**Given instruction**
Set down the material below in full, matching it exactly.

::: Material shown :::

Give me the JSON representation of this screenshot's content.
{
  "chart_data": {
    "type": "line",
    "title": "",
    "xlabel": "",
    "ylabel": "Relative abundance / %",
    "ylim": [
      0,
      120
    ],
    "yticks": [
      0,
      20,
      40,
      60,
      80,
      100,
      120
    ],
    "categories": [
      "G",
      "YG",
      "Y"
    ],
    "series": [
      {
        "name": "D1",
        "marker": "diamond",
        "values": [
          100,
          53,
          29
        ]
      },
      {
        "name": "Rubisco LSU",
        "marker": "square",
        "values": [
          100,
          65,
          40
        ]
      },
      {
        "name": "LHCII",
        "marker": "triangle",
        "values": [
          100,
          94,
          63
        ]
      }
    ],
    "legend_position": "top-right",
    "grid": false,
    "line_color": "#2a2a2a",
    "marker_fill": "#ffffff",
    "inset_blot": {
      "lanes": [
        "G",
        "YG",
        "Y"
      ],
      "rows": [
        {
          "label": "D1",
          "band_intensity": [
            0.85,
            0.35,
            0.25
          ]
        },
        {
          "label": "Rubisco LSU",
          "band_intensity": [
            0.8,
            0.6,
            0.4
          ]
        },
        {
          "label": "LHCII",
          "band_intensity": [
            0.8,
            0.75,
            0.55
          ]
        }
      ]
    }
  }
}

:::

**Completed exercise**
Give me the JSON representation of this screenshot's content.
{
  "chart_data": {
    "type": "line",
    "title": "",
    "xlabel": "",
    "ylabel": "Relative abundance / %",
    "ylim": [
      0,
      120
    ],
    "yticks": [
      0,
      20,
      40,
      60,
      80,
      100,
      120
    ],
    "categories": [
      "G",
      "YG",
      "Y"
    ],
    "series": [
      {
        "name": "D1",
        "marker": "diamond",
        "values": [
          100,
          53,
          29
        ]
      },
      {
        "name": "Rubisco LSU",
        "marker": "square",
        "values": [
          100,
          65,
          40
        ]
      },
      {
        "name": "LHCII",
        "marker": "triangle",
        "values": [
          100,
          94,
          63
        ]
      }
    ],
    "legend_position": "top-right",
    "grid": false,
    "line_color": "#2a2a2a",
    "marker_fill": "#ffffff",
    "inset_blot": {
      "lanes": [
        "G",
        "YG",
        "Y"
      ],
      "rows": [
        {
          "label": "D1",
          "band_intensity": [
            0.85,
            0.35,
            0.25
          ]
        },
        {
          "label": "Rubisco LSU",
          "band_intensity": [
            0.8,
            0.6,
            0.4
          ]
        },
        {
          "label": "LHCII",
          "band_intensity": [
            0.8,
            0.75,
            0.55
          ]
        }
      ]
    }
  }
}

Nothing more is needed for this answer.